In the records that follow, locate every line with "imgs" and extract it.

>>

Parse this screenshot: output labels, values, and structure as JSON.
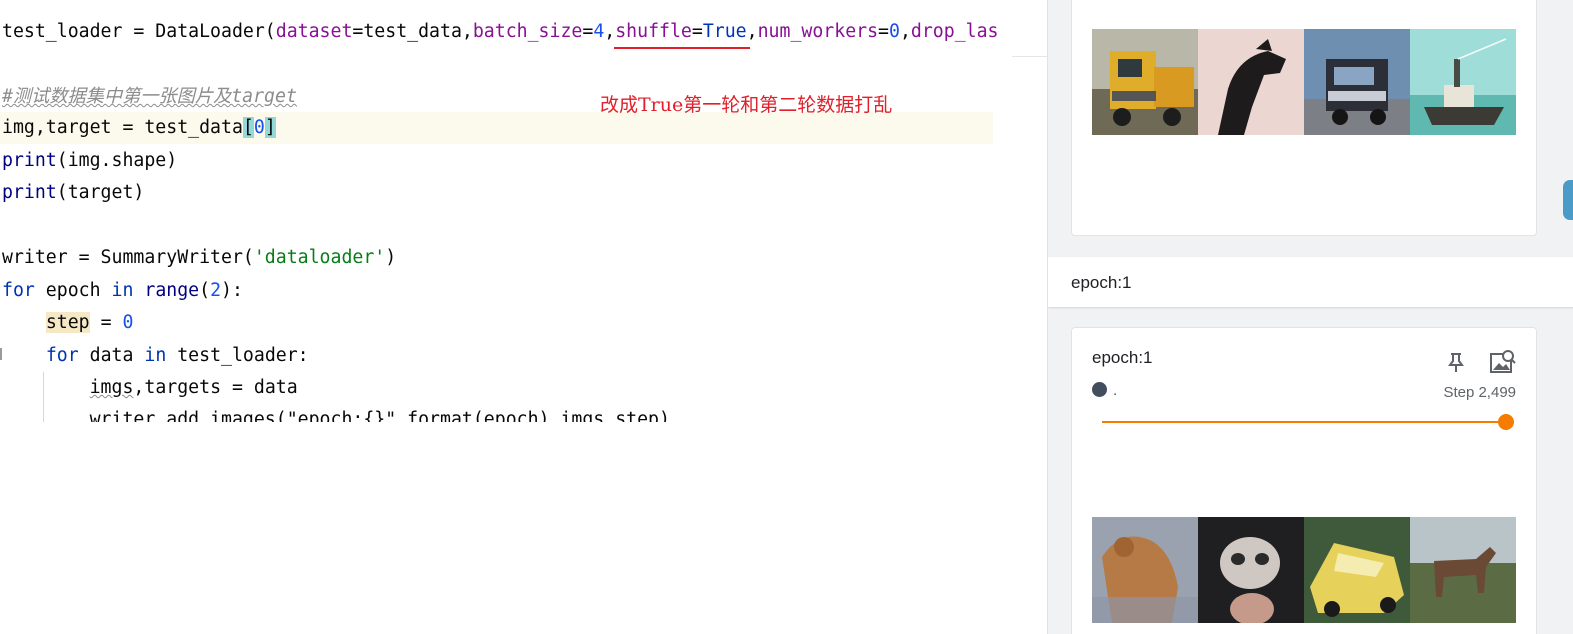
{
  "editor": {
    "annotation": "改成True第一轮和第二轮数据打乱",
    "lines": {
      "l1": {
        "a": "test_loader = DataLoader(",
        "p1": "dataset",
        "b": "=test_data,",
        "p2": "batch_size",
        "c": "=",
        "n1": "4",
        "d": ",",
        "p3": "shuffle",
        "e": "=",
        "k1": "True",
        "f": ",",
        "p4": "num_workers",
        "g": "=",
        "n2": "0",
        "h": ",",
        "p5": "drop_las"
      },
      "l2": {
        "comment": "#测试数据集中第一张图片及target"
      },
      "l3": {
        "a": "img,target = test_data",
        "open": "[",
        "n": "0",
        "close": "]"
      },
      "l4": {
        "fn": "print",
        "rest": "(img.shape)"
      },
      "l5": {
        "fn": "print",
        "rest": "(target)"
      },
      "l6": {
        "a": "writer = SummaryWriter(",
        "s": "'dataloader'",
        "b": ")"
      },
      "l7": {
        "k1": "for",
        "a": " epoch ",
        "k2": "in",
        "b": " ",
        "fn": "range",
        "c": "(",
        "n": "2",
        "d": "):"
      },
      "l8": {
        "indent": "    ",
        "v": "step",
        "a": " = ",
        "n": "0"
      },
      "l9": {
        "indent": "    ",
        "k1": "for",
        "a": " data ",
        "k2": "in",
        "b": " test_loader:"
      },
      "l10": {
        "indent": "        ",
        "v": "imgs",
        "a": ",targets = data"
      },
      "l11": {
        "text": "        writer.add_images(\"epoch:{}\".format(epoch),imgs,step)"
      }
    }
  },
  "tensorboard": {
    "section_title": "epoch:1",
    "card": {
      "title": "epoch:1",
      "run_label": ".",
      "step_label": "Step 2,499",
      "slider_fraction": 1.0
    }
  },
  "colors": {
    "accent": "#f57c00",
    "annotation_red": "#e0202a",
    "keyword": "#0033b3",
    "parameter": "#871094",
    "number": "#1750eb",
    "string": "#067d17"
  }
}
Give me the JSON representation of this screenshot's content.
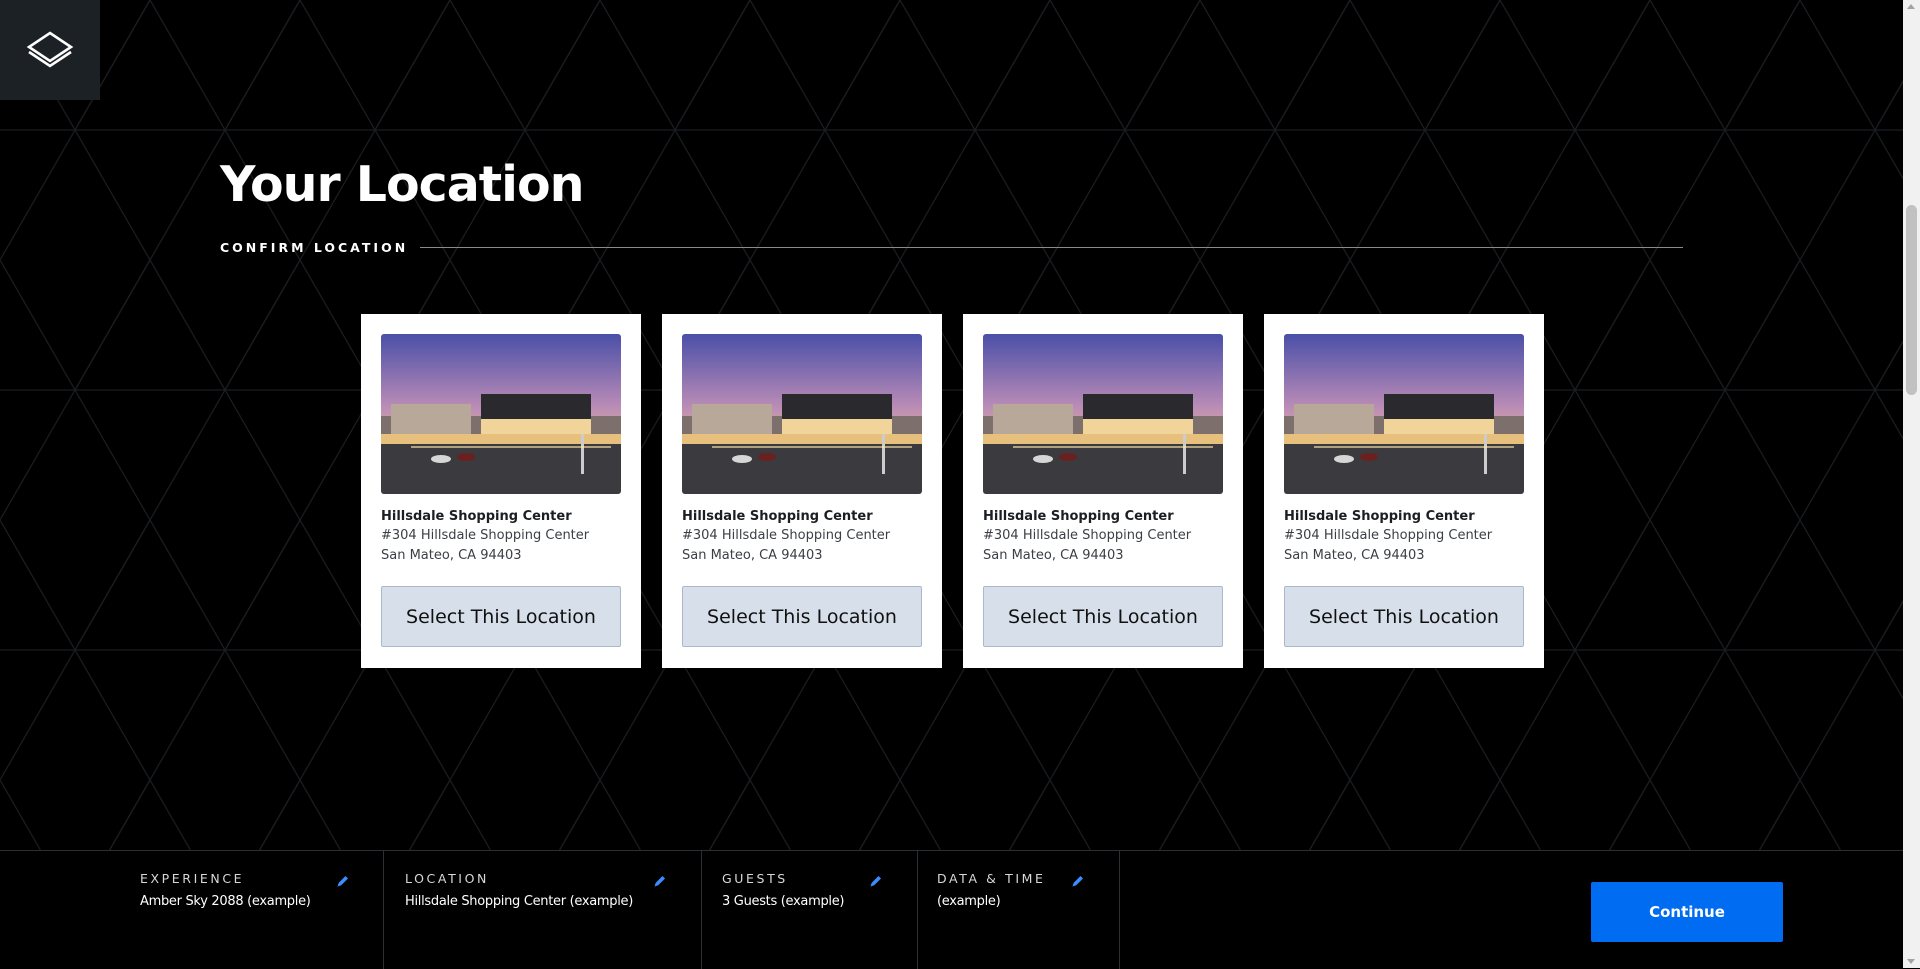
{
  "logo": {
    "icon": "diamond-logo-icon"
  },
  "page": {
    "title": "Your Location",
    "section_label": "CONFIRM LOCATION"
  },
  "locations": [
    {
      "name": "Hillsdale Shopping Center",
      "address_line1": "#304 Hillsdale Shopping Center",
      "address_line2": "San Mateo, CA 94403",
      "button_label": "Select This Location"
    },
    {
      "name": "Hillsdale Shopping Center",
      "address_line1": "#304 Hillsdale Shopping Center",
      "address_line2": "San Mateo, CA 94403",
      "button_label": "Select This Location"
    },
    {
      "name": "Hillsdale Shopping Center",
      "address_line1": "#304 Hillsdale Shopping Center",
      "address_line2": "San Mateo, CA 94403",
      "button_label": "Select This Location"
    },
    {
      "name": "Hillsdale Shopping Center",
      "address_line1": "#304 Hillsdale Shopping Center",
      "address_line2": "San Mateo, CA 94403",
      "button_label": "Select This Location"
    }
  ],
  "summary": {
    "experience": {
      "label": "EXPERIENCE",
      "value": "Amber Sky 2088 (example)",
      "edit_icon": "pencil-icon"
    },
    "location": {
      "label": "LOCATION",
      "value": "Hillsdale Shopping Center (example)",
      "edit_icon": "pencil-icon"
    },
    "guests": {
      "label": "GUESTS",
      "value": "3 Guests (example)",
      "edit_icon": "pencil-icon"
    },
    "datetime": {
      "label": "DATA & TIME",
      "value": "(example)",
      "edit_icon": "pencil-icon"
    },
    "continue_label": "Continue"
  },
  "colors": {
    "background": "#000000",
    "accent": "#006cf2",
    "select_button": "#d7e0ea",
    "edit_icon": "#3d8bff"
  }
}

<<

- _Completed task_:
        "v": "imgs",
        "text": "        writer.add_images(\"epoch:{}\".format(epoch),imgs,step)"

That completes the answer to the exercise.